GOAL:
Write out all of the data exactly as it appears.

DATA SUPPLIED:

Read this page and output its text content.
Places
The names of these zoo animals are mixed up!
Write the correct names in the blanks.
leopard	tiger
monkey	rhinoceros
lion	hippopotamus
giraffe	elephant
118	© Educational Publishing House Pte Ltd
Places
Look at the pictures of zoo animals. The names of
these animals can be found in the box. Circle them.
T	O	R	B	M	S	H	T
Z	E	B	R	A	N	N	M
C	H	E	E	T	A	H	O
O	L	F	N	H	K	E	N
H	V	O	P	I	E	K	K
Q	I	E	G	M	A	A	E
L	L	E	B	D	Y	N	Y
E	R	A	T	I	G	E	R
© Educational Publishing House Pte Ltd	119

CORRECT RESPONSE:
Read this page and output its text content.
Places
The names of these zoo animals are mixed up!
Write the correct names in the blanks.
leopard	tiger
monkey	rhinoceros
lion	hippopotamus
giraffe	elephant
118	© Educational Publishing House Pte Ltd
Places
Look at the pictures of zoo animals. The names of
these animals can be found in the box. Circle them.
T	O	R	B	M	S	H	T
Z	E	B	R	A	N	N	M
C	H	E	E	T	A	H	O
O	L	F	N	H	K	E	N
H	V	O	P	I	E	K	K
Q	I	E	G	M	A	A	E
L	L	E	B	D	Y	N	Y
E	R	A	T	I	G	E	R
© Educational Publishing House Pte Ltd	119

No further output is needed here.